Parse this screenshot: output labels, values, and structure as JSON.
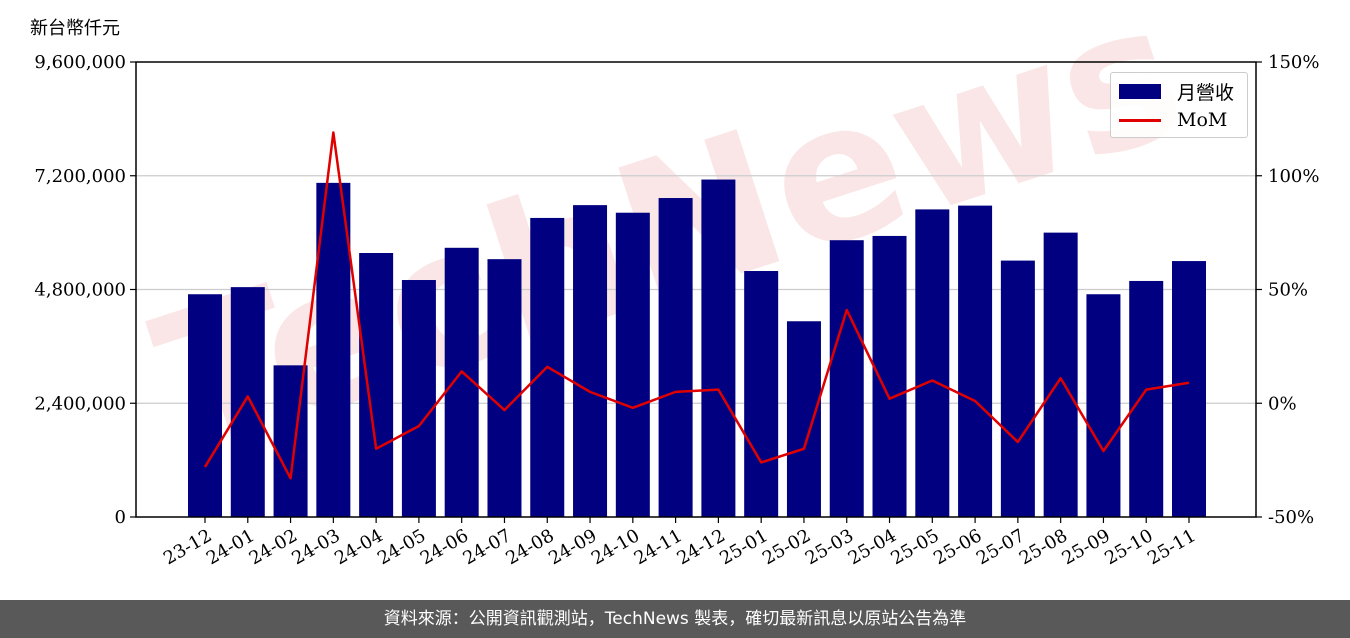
{
  "y_unit_label": "新台幣仟元",
  "footer_text": "資料來源：公開資訊觀測站，TechNews 製表，確切最新訊息以原站公告為準",
  "colors": {
    "bar": "#000080",
    "line": "#e00000",
    "watermark": "#f2b8b8"
  },
  "chart_data": {
    "type": "bar",
    "categories": [
      "23-12",
      "24-01",
      "24-02",
      "24-03",
      "24-04",
      "24-05",
      "24-06",
      "24-07",
      "24-08",
      "24-09",
      "24-10",
      "24-11",
      "24-12",
      "25-01",
      "25-02",
      "25-03",
      "25-04",
      "25-05",
      "25-06",
      "25-07",
      "25-08",
      "25-09",
      "25-10",
      "25-11"
    ],
    "series": [
      {
        "name": "月營收",
        "type": "bar",
        "axis": "left",
        "values": [
          4700000,
          4850000,
          3200000,
          7050000,
          5570000,
          5000000,
          5680000,
          5440000,
          6310000,
          6580000,
          6420000,
          6730000,
          7120000,
          5190000,
          4130000,
          5840000,
          5930000,
          6490000,
          6570000,
          5410000,
          6000000,
          4700000,
          4980000,
          5400000
        ]
      },
      {
        "name": "MoM",
        "type": "line",
        "axis": "right",
        "values": [
          -28,
          3,
          -33,
          119,
          -20,
          -10,
          14,
          -3,
          16,
          5,
          -2,
          5,
          6,
          -26,
          -20,
          41,
          2,
          10,
          1,
          -17,
          11,
          -21,
          6,
          9
        ]
      }
    ],
    "left_axis": {
      "min": 0,
      "max": 9600000,
      "ticks": [
        0,
        2400000,
        4800000,
        7200000,
        9600000
      ],
      "tick_labels": [
        "0",
        "2,400,000",
        "4,800,000",
        "7,200,000",
        "9,600,000"
      ]
    },
    "right_axis": {
      "min": -50,
      "max": 150,
      "ticks": [
        -50,
        0,
        50,
        100,
        150
      ],
      "tick_labels": [
        "-50%",
        "0%",
        "50%",
        "100%",
        "150%"
      ]
    },
    "grid": true,
    "legend_position": "top-right",
    "watermark_text": "TechNews"
  }
}
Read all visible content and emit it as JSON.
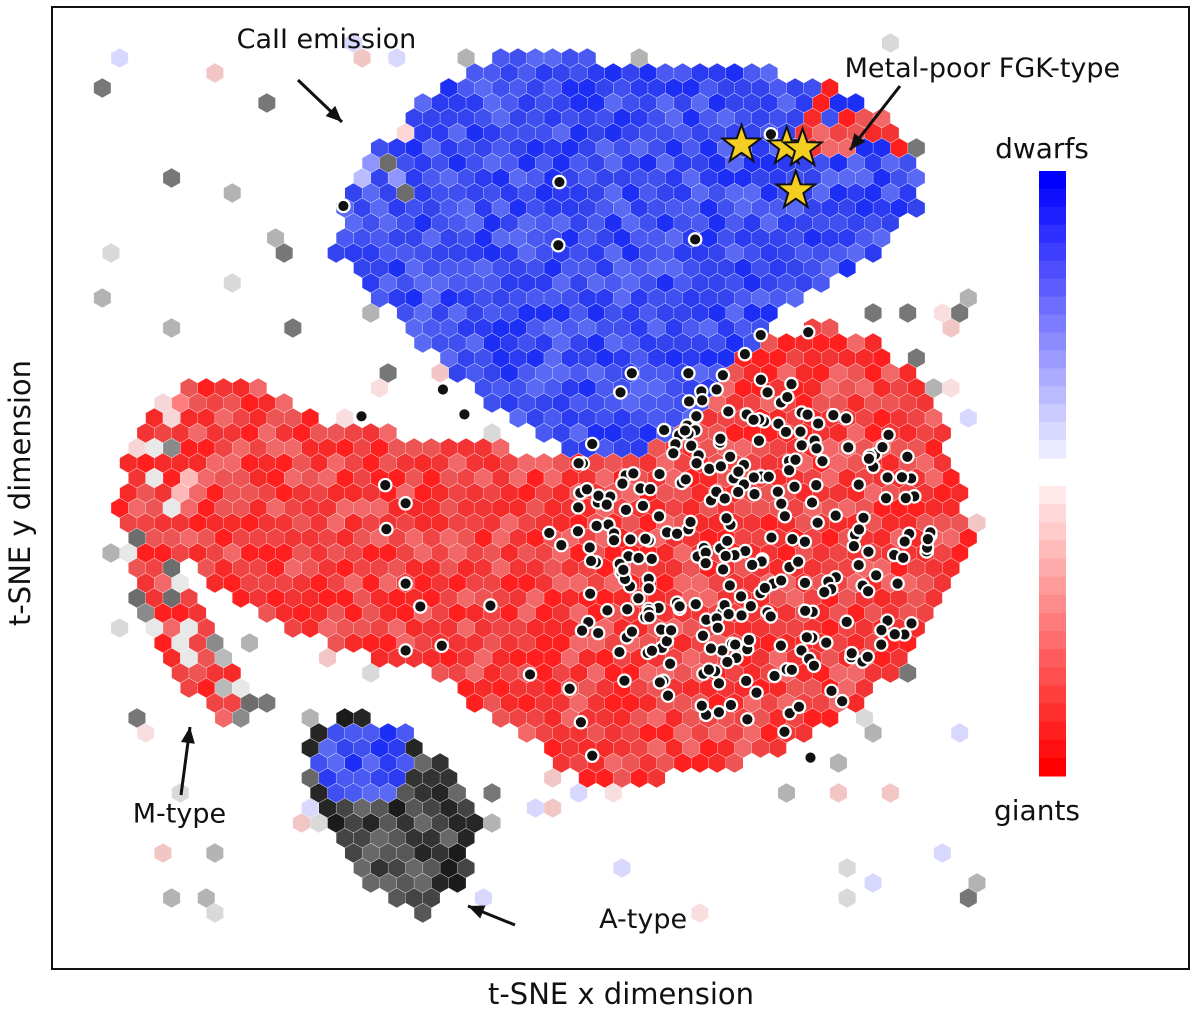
________________________
Go through the listing above and write it out again exactly, dropping the pictures.

- **SOLUTION FOR THIS EXERCISE**:
Parse this screenshot: output labels, values, and structure as JSON.
{
  "y_unit_label": "新台幣仟元",
  "footer_text": "資料來源：公開資訊觀測站，TechNews 製表，確切最新訊息以原站公告為準",
  "colors": {
    "bar": "#000080",
    "line": "#e00000",
    "watermark": "#f2b8b8"
  },
  "chart_data": {
    "type": "bar",
    "categories": [
      "23-12",
      "24-01",
      "24-02",
      "24-03",
      "24-04",
      "24-05",
      "24-06",
      "24-07",
      "24-08",
      "24-09",
      "24-10",
      "24-11",
      "24-12",
      "25-01",
      "25-02",
      "25-03",
      "25-04",
      "25-05",
      "25-06",
      "25-07",
      "25-08",
      "25-09",
      "25-10",
      "25-11"
    ],
    "series": [
      {
        "name": "月營收",
        "type": "bar",
        "axis": "left",
        "values": [
          4700000,
          4850000,
          3200000,
          7050000,
          5570000,
          5000000,
          5680000,
          5440000,
          6310000,
          6580000,
          6420000,
          6730000,
          7120000,
          5190000,
          4130000,
          5840000,
          5930000,
          6490000,
          6570000,
          5410000,
          6000000,
          4700000,
          4980000,
          5400000
        ]
      },
      {
        "name": "MoM",
        "type": "line",
        "axis": "right",
        "values": [
          -28,
          3,
          -33,
          119,
          -20,
          -10,
          14,
          -3,
          16,
          5,
          -2,
          5,
          6,
          -26,
          -20,
          41,
          2,
          10,
          1,
          -17,
          11,
          -21,
          6,
          9
        ]
      }
    ],
    "left_axis": {
      "min": 0,
      "max": 9600000,
      "ticks": [
        0,
        2400000,
        4800000,
        7200000,
        9600000
      ],
      "tick_labels": [
        "0",
        "2,400,000",
        "4,800,000",
        "7,200,000",
        "9,600,000"
      ]
    },
    "right_axis": {
      "min": -50,
      "max": 150,
      "ticks": [
        -50,
        0,
        50,
        100,
        150
      ],
      "tick_labels": [
        "-50%",
        "0%",
        "50%",
        "100%",
        "150%"
      ]
    },
    "grid": true,
    "legend_position": "top-right",
    "watermark_text": "TechNews"
  }
}
Read all visible content and emit it as JSON.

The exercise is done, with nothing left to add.